-- EXERCISE DETAILS --
Pick up the article on sexual dysfunction in major depressive disorder after its final sentence and keep writing it.

|Year : 2012 | Volume
| Issue : 4 | Page : 365-370
Nature of Sexual Dysfunctions in Major Depressive Disorder and its Impact on Quality of Life
Rajarshi Guha Thakurta1, Om Prakash Singh2, Amit Bhattacharya1, Asim Kumar Mallick1, Paramita Ray1, Sreyashi Sen3, Ranjan Das1
1 Department of Psychiatry, BMCH, Kolkata, West Bengal, India
2 Department of Psychiatry, NRS Medical College and Hospital, Kolkata, West Bengal, India
3 Department of Psychiatry, Anaesthesiology, IPGMER Hospital, Kolkata, West Bengal, India
|Date of Web Publication||7-Mar-2013|
Om Prakash Singh
Department of Psychiatry, NRS Medical College, Kolkata - 700 014, West Bengal
Source of Support: None, Conflict of Interest: None
| Abstract|| |
Background: Adequate sexual expression is an essential part of many human relationships, and may enhance quality of life and provide a sense of physical, psychological, and social well-being. Epidemiological and clinical studies show that depression is associated with impairments of sexual function and satisfaction, even in untreated patients. Most antidepressant drugs have adverse effects on sexual function, but accurate identification of the incidence of treatment-emergent dysfunction has proved troublesome. However, few investigators have reported the base rate for disturbances in sexual desire, arousal, and orgasm or ejaculation in patients with major depressive disorder (MDD) prior to antidepressant treatment. The purpose of this study is to define the frequency of sexual dysfunction (SD) in 60 patients with MDD and examine the relationship between SD and quality of life enjoyment and satisfaction variables. Materials and Methods: A consecutive series of 24 male and 36 female MDD patients diagnosed by SCID-DSM IV assessment completed a series of psychometric measures including a Sexual Function Questionnaire-Arizona Sexual Experience Scale (ASEX) which asked about change in sexual interest and function as well as quality of life of life enjoyment using QLESQ-SF. Results: Over 33.33% of men and 42% of women reported decreased sexual interest. Reduced levels of arousal were more common in both men and women (8-22%) than ejaculatory or orgasm difficulties (11-16%). In women, SDs were more than males. Quality of life was more impaired in sample with SDs than those without dysfunction showing significant impact of SD on quality of life. Limitation and Conclusion: Although limited by a relatively small sample of drug-free patients with MDD, and by the absence of a non-depressed comparison sample, these results emphasize the importance of factors beyond specific drug effects in the assessment of SD in drug naive-depressed patients.

Source data
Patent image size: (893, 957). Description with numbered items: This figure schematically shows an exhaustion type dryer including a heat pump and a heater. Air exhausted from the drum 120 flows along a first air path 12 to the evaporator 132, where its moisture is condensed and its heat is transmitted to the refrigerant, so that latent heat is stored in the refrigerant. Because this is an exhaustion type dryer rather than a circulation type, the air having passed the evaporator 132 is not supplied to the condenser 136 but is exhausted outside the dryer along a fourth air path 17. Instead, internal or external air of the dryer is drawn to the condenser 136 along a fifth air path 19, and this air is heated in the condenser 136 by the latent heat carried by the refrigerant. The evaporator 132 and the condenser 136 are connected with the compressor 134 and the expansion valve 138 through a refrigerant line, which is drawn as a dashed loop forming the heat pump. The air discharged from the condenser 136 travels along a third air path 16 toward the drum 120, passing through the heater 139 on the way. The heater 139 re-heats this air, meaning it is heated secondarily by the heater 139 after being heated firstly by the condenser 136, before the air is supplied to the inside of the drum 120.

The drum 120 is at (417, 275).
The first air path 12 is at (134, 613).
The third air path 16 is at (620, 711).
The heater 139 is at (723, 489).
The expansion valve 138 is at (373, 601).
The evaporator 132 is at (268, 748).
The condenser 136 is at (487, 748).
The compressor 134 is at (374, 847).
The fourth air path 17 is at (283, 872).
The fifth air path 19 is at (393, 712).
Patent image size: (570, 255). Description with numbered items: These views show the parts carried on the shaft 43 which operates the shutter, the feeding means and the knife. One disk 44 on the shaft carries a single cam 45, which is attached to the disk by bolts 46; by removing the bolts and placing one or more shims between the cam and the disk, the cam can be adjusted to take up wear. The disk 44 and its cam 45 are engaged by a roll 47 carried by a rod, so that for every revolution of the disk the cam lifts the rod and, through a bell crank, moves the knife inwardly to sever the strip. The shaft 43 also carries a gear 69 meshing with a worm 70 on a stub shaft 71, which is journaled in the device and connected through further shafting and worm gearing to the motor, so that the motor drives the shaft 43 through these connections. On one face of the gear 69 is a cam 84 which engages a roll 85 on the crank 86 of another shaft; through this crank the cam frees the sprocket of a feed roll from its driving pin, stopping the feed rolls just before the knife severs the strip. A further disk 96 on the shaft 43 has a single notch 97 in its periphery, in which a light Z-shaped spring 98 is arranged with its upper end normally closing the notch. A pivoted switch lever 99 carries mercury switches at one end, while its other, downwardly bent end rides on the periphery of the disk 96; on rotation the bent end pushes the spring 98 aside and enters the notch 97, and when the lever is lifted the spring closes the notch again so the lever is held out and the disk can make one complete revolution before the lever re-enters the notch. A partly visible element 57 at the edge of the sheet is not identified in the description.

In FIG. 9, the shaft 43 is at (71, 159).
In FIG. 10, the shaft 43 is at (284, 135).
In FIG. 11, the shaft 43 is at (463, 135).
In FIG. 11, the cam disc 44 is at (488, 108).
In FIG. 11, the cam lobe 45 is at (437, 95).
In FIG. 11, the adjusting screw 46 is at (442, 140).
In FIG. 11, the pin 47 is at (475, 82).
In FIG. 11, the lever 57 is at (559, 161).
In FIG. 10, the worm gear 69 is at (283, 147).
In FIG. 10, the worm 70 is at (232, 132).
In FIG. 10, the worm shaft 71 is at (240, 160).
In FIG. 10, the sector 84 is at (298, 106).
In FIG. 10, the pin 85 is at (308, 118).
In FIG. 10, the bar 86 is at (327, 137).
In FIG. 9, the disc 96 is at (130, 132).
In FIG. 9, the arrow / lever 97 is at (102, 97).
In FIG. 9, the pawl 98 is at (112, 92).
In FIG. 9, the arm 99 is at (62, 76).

-- ANSWER BOX --
Keywords: Impairment, major depressive disorder, quality of life, sexual dysfunctions
|How to cite this article:|
Thakurta RG, Singh OP, Bhattacharya A, Mallick AK, Ray P, Sen S, Das R. Nature of Sexual Dysfunctions in Major Depressive Disorder and its Impact on Quality of Life. Indian J Psychol Med 2012;34:365-70
|How to cite this URL:|
Thakurta RG, Singh OP, Bhattacharya A, Mallick AK, Ray P, Sen S, Das R. Nature of Sexual Dysfunctions in Major Depressive Disorder and its Impact on Quality of Life. Indian J Psychol Med [serial online] 2012 [cited 2020 Apr 10];34:365-70. Available from: http://www.ijpm.info/text.asp?2012/34/4/365/108222
| Introduction|| |
Sexual functioning is influenced by a number of factors, mental illness being one of them. Sexual dysfunctions (SDs) are characterized by disturbances in sexual desire and in the psychophysiological changes associated with the sexual response cycle in men and women. 
Using the measure of disability-adjusted life years, it was determined that unipolar major depression was the fourth leading cause of disease burden in the world. It was also projected that, in the year 2020, unipolar major depression would be the second leading cause of disease burden in the world. 
Major depressive disorder (MDD) is characterized by loss of interest, reduction in energy, lowered self-esteem, inability to experience pleasure, this constellation of symptoms may be expected to produce difficulty in sexual relationship. Depressed patients have shown SD two to three times more than non-depressed individuals. 
Quality of Life (QOL) is a multidimensional construct to include subjective well-being and life satisfaction. Subjects with affective disorders have significant QOL impairment although the degree of dysfunction varies.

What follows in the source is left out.